◆ EXERCISE TASK ◆
Return all lines in the material below that contain "người".

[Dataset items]
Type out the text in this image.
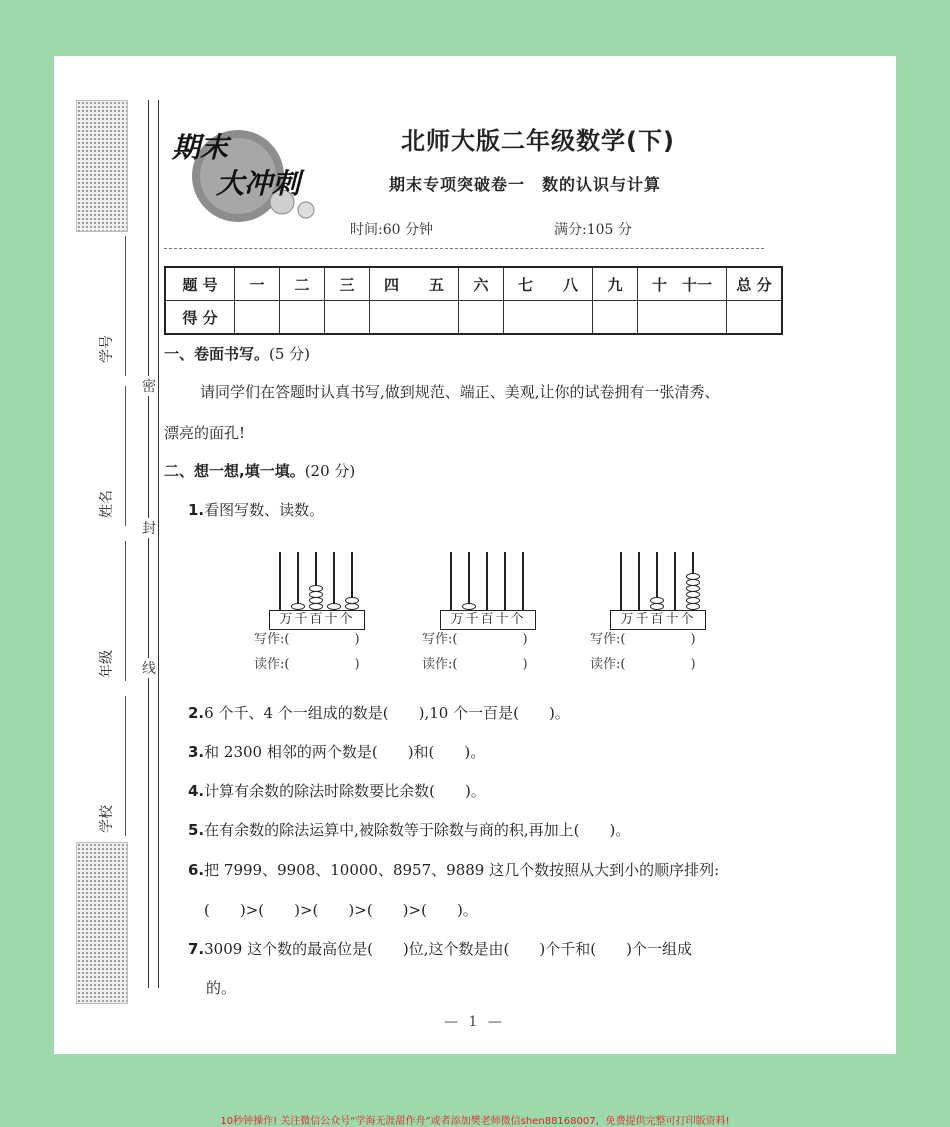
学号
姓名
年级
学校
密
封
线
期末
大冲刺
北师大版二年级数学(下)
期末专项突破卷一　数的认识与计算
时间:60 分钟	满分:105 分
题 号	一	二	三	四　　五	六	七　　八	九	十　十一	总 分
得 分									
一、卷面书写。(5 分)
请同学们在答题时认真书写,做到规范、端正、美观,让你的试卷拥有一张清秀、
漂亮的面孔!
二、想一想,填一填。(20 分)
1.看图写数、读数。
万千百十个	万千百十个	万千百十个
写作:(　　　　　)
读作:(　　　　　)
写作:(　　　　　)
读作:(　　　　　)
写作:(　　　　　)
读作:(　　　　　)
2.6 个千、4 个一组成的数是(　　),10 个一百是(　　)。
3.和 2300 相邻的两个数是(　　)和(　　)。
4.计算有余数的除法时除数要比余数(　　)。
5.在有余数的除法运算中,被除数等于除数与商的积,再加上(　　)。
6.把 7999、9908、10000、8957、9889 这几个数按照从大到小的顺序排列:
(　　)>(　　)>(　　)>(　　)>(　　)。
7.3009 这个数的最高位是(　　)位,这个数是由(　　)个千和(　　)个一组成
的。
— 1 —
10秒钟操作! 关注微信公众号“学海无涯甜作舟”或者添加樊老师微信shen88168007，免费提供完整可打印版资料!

==

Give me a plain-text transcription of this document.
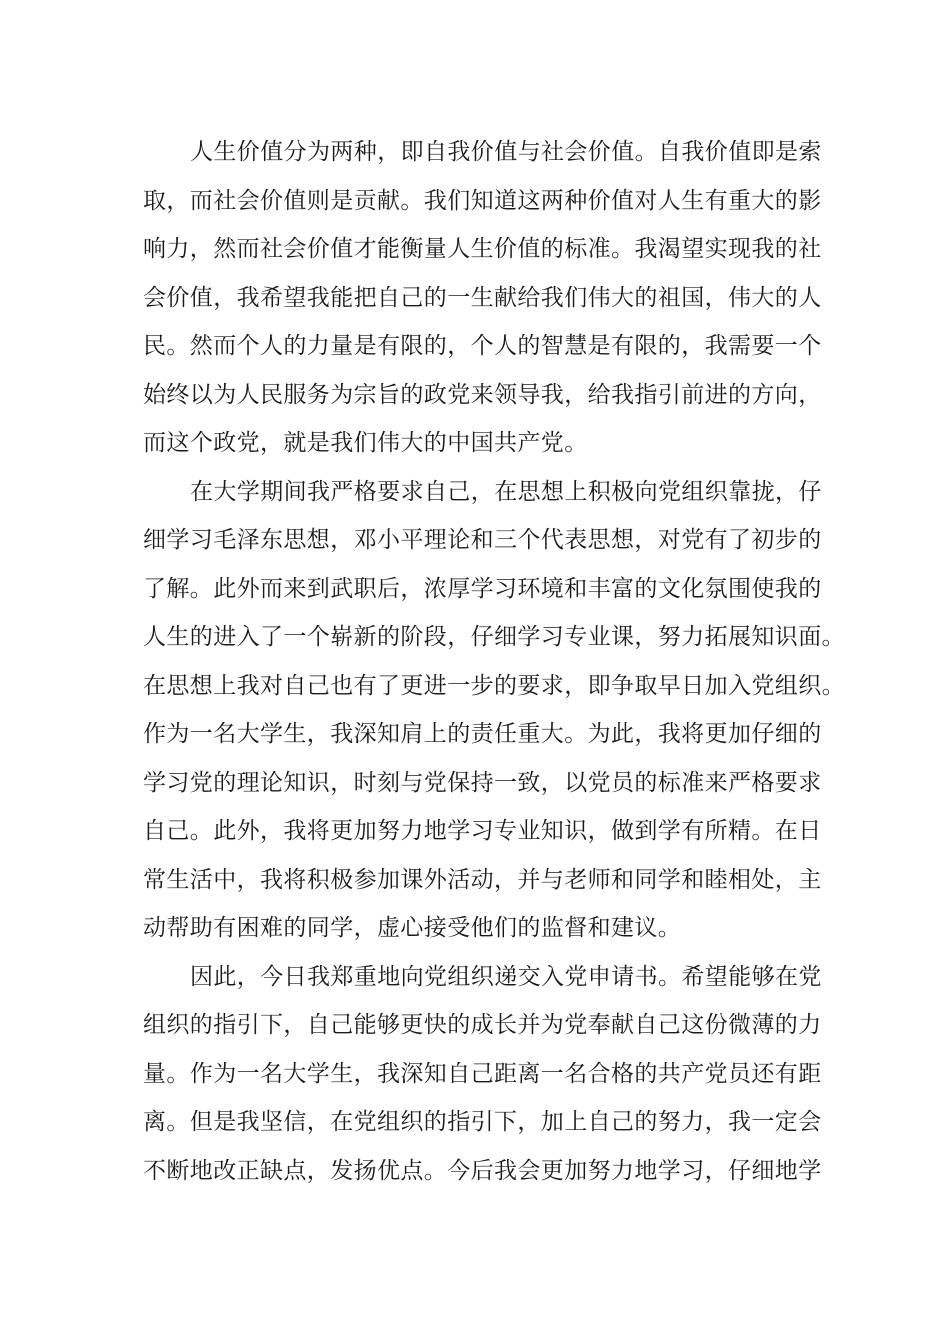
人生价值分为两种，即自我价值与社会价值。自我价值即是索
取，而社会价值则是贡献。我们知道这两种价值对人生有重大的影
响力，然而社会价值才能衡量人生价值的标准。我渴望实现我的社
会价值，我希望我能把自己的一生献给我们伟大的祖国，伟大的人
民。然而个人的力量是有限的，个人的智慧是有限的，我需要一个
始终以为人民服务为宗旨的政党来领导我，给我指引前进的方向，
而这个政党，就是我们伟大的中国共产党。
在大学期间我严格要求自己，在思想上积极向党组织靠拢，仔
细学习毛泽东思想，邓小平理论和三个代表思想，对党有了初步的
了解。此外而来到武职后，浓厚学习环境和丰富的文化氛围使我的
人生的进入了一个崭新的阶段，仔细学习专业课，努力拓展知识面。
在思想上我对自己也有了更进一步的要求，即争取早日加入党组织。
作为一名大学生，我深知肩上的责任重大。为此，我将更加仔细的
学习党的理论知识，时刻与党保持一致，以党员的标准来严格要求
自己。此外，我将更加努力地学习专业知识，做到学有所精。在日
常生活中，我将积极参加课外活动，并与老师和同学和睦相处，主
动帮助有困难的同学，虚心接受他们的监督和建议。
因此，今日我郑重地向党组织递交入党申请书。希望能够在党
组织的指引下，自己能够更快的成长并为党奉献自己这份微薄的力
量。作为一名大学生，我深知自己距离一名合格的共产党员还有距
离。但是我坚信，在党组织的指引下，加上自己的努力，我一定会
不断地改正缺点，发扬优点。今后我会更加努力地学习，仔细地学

...

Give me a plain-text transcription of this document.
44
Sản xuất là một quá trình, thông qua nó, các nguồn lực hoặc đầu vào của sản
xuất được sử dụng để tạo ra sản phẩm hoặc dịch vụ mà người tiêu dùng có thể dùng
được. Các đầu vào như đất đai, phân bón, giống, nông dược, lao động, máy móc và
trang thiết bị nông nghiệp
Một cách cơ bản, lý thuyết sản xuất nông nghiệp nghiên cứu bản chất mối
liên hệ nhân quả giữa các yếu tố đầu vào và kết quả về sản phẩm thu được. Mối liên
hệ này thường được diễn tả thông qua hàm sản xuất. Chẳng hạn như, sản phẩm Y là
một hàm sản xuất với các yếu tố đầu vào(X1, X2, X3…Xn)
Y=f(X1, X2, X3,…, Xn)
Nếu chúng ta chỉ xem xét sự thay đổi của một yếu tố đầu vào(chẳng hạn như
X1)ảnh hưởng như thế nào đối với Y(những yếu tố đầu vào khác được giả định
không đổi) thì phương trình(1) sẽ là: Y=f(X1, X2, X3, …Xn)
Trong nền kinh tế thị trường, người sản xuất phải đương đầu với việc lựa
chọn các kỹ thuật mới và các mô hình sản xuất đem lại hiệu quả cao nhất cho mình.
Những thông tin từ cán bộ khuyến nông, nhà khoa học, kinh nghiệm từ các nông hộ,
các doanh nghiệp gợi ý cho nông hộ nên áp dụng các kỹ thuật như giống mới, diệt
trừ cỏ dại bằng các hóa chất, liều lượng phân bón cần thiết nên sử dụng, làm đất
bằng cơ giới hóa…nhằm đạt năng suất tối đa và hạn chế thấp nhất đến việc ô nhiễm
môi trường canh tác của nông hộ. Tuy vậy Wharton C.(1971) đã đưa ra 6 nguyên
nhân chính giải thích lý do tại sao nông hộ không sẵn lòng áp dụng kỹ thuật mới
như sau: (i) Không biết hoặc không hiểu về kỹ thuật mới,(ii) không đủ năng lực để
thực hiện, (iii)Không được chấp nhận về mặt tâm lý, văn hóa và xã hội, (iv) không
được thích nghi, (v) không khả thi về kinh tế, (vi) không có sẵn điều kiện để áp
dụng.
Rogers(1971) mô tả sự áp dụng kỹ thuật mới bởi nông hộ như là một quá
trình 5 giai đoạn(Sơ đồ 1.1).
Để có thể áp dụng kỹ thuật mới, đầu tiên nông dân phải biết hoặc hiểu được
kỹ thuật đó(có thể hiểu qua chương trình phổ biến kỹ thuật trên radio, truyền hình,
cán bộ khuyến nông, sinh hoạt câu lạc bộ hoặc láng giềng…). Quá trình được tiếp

◆ EXERCISE SOLUTION ◆
xuất được sử dụng để tạo ra sản phẩm hoặc dịch vụ mà người tiêu dùng có thể dùng
Trong nền kinh tế thị trường, người sản xuất phải đương đầu với việc lựa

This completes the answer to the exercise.